---------- TASK INPUTS ----------

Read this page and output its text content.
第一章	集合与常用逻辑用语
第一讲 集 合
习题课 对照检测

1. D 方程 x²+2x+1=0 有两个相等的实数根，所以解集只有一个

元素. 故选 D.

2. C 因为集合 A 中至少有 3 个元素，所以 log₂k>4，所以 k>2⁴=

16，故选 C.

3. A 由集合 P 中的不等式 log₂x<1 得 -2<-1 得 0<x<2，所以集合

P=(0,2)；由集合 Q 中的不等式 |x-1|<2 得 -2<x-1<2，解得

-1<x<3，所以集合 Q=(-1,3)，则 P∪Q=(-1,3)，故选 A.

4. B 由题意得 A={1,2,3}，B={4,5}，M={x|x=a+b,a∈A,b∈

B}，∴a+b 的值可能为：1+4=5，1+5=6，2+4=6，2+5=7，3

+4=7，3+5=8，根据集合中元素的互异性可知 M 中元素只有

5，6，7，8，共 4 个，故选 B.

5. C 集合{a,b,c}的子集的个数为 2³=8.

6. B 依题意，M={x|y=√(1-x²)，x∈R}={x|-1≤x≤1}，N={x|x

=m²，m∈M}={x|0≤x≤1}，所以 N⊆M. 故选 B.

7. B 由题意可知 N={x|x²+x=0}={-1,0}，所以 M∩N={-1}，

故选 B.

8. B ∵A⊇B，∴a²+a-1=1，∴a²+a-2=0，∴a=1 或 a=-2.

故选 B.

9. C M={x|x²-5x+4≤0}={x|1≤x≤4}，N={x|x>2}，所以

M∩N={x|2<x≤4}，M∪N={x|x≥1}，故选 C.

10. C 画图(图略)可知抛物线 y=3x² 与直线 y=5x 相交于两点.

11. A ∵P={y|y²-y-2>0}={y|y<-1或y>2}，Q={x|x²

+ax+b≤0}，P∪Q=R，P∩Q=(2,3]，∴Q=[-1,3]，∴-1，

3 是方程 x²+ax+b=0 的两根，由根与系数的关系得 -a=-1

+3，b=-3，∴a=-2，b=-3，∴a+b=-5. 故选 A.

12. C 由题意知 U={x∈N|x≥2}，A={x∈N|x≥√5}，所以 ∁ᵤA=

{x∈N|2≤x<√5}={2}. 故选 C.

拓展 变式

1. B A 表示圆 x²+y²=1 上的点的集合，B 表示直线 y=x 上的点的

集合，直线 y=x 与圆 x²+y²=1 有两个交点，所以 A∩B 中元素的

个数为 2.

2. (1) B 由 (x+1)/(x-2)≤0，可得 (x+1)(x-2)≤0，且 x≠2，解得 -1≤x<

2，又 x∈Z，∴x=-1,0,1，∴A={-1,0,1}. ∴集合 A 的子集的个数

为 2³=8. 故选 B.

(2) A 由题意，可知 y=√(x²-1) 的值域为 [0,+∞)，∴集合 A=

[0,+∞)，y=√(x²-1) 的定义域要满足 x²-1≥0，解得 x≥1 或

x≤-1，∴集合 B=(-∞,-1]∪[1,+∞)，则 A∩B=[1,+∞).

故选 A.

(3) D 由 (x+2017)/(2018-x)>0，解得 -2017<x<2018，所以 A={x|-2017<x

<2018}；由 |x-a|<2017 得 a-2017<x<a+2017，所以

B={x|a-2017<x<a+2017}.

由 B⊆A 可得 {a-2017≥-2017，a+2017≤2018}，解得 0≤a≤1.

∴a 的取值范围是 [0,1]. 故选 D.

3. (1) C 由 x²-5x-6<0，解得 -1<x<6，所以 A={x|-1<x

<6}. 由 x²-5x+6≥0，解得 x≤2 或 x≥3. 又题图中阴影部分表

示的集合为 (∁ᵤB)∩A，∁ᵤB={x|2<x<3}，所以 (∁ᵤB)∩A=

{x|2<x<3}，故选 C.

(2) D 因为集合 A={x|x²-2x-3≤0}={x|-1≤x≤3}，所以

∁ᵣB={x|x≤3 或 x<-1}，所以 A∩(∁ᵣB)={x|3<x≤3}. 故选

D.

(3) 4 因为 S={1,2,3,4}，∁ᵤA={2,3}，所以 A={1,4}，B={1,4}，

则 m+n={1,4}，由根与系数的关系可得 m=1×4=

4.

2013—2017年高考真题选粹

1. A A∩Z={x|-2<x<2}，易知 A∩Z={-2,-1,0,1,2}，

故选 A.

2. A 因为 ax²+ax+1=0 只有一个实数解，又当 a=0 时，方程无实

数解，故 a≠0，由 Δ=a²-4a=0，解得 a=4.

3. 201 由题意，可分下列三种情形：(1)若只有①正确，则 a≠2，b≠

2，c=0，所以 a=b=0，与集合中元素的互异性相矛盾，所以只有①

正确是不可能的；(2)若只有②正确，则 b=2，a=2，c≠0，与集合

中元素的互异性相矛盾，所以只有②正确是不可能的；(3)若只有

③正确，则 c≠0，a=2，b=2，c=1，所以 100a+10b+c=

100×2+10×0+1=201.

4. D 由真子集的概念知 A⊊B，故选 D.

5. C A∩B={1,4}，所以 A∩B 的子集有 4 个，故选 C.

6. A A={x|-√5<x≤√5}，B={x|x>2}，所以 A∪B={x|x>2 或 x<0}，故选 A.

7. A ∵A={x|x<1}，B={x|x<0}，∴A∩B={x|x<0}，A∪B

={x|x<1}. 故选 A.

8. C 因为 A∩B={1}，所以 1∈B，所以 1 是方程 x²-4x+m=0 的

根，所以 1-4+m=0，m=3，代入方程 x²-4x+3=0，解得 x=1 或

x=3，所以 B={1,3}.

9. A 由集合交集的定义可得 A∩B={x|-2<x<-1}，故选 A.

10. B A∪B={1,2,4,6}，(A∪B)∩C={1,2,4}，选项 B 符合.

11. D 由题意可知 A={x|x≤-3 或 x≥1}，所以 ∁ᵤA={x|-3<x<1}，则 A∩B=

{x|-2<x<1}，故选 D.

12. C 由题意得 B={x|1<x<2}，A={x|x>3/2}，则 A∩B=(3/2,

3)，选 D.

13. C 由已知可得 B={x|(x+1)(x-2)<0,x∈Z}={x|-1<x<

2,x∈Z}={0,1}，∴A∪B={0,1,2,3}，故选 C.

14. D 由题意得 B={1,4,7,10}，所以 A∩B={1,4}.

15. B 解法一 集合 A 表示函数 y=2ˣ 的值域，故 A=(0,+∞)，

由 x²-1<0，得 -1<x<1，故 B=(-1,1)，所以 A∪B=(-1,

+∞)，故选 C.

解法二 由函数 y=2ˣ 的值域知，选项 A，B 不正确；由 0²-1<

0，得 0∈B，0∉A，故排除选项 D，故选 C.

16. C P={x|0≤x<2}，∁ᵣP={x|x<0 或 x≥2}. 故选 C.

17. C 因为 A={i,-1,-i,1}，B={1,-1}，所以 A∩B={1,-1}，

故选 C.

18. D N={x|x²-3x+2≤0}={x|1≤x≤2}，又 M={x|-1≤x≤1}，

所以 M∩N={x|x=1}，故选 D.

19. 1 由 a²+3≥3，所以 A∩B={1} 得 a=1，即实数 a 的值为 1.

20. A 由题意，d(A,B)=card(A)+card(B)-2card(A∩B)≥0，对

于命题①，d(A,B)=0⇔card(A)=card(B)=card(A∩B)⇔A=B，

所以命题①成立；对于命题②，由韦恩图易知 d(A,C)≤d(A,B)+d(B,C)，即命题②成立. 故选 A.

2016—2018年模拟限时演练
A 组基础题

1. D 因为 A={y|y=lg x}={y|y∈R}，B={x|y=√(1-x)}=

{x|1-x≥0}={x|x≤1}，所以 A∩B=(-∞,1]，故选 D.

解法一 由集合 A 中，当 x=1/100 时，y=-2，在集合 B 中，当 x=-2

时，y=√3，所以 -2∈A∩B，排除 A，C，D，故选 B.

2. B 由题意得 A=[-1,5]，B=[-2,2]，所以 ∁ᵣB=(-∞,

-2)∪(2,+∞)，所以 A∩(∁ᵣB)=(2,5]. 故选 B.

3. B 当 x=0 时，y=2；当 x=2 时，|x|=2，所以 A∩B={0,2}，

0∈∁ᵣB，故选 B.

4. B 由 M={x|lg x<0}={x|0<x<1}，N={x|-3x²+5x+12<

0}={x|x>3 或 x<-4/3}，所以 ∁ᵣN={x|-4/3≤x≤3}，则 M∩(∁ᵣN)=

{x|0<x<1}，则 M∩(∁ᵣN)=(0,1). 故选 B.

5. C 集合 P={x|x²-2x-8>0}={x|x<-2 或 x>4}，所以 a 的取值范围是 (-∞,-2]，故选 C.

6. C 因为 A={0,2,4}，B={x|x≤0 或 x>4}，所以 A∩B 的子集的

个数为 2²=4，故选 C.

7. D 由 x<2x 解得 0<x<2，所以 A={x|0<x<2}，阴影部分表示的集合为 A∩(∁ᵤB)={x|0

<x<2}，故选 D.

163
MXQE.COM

----------

List all lines from the entries that include the word "所以集合".

3. A 由集合 P 中的不等式 log₂x<1 得 -2<-1 得 0<x<2，所以集合
-1<x<3，所以集合 Q=(-1,3)，则 P∪Q=(-1,3)，故选 A.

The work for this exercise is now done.